GIVEN PROBLEM »
From the listing below, pull each line that includes "this".

RECORDS PROVIDED »

▶

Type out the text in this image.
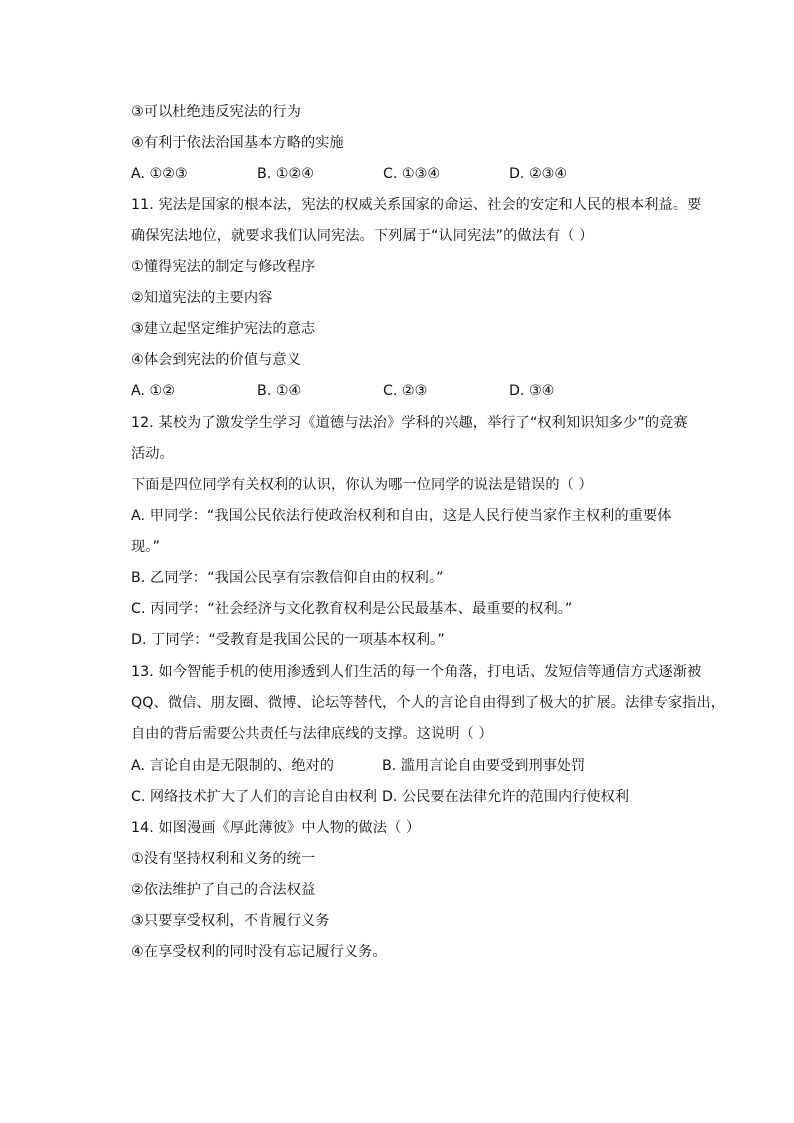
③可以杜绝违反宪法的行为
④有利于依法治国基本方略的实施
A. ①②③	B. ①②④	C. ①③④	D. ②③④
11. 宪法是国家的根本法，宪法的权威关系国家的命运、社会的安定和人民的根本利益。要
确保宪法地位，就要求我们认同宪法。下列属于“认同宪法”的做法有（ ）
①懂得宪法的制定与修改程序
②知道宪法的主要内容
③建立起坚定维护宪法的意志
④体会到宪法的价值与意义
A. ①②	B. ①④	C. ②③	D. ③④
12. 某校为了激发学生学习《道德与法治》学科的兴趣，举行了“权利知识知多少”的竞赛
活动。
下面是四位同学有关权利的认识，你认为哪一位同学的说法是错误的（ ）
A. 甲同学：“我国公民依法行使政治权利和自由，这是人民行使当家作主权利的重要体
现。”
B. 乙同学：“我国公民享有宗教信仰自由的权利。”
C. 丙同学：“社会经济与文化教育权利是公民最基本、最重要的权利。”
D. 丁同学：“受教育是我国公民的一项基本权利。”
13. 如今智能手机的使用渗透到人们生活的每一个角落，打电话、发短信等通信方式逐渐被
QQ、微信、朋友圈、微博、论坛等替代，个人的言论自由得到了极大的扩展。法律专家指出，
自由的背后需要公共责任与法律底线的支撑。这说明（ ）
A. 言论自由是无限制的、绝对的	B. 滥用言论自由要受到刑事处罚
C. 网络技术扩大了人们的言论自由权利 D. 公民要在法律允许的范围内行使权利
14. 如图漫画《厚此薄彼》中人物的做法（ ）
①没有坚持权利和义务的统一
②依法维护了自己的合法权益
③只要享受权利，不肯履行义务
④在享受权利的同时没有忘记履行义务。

◀
▶

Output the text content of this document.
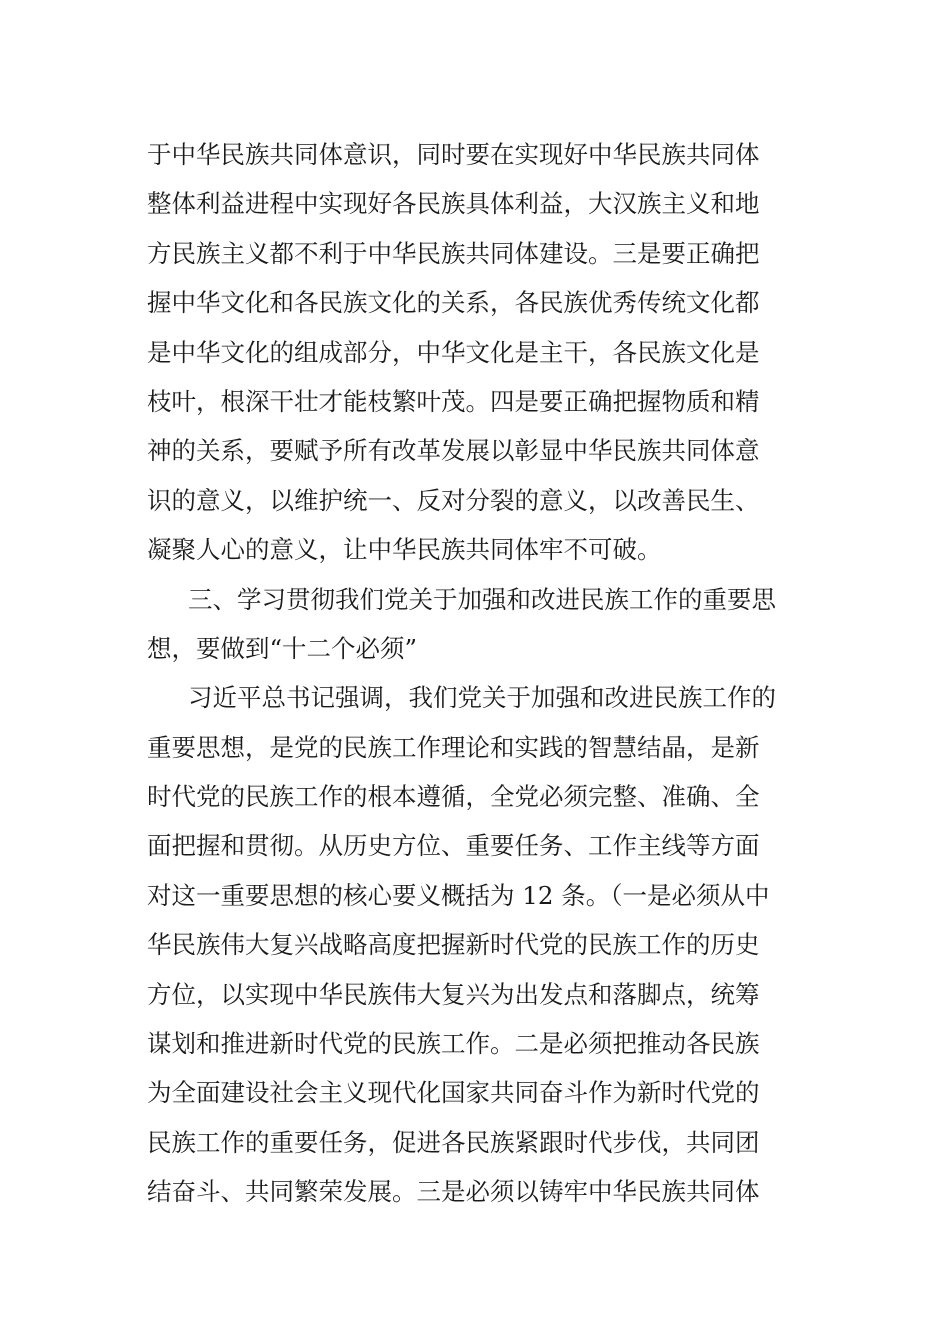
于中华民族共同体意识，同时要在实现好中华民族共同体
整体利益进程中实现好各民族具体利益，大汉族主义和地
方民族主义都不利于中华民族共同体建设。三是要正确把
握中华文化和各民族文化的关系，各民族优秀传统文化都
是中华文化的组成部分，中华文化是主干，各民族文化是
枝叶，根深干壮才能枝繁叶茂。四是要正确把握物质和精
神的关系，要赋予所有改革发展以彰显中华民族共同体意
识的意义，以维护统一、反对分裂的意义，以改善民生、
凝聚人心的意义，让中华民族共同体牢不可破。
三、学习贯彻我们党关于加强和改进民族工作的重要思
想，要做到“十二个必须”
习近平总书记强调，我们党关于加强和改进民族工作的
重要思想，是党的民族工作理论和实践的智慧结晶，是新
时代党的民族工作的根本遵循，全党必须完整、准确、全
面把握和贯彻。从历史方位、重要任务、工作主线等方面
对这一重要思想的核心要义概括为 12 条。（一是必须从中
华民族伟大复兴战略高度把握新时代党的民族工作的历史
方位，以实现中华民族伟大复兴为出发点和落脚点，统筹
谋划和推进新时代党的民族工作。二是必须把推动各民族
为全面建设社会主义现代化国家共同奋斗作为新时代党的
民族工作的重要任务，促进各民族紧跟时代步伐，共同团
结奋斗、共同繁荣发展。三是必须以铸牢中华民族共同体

◀

ANSWER TO THE PROBLEM »
Type out the text in this image.
Output the text content of this document.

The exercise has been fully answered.